[Start of Attachment]

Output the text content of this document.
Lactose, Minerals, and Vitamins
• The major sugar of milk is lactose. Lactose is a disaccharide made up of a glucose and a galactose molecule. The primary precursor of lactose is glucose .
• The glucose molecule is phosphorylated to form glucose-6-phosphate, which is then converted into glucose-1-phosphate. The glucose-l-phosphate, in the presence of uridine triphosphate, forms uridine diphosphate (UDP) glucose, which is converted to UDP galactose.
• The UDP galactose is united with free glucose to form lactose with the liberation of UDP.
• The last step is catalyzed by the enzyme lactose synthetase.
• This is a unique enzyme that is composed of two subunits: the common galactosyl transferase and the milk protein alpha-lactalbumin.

[End of Attachment]

Extract the full listing above without alteration.

Output the text content of this document.
Lactose, Minerals, and Vitamins
• The major sugar of milk is lactose. Lactose is a disaccharide made up of a glucose and a galactose molecule. The primary precursor of lactose is glucose .
• The glucose molecule is phosphorylated to form glucose-6-phosphate, which is then converted into glucose-1-phosphate. The glucose-l-phosphate, in the presence of uridine triphosphate, forms uridine diphosphate (UDP) glucose, which is converted to UDP galactose.
• The UDP galactose is united with free glucose to form lactose with the liberation of UDP.
• The last step is catalyzed by the enzyme lactose synthetase.
• This is a unique enzyme that is composed of two subunits: the common galactosyl transferase and the milk protein alpha-lactalbumin.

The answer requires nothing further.